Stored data
»»

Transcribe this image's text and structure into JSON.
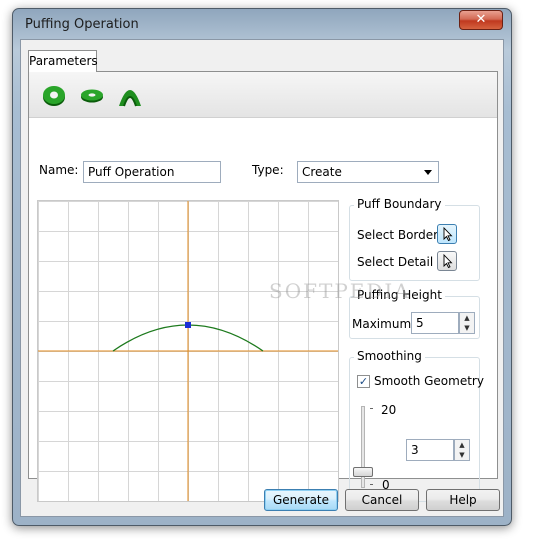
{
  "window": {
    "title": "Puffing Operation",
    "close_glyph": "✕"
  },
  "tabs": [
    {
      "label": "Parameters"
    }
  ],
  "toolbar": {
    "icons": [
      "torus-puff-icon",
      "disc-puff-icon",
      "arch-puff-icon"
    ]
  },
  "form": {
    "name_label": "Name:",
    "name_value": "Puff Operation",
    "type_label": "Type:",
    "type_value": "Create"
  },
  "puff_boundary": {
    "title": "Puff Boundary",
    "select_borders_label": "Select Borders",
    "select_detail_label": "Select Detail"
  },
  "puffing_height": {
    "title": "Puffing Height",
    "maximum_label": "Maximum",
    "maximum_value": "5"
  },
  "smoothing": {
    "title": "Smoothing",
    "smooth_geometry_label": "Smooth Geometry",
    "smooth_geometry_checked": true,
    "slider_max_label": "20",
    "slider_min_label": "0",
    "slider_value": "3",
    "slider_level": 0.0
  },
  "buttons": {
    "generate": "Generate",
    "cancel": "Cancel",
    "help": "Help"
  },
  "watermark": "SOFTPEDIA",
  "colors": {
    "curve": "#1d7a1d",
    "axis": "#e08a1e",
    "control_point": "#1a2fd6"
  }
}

««

| Exercise |
Write down every line of the data above that includes the string "Select".

| Complete output |
    "select_borders_label": "Select Borders",
    "select_detail_label": "Select Detail"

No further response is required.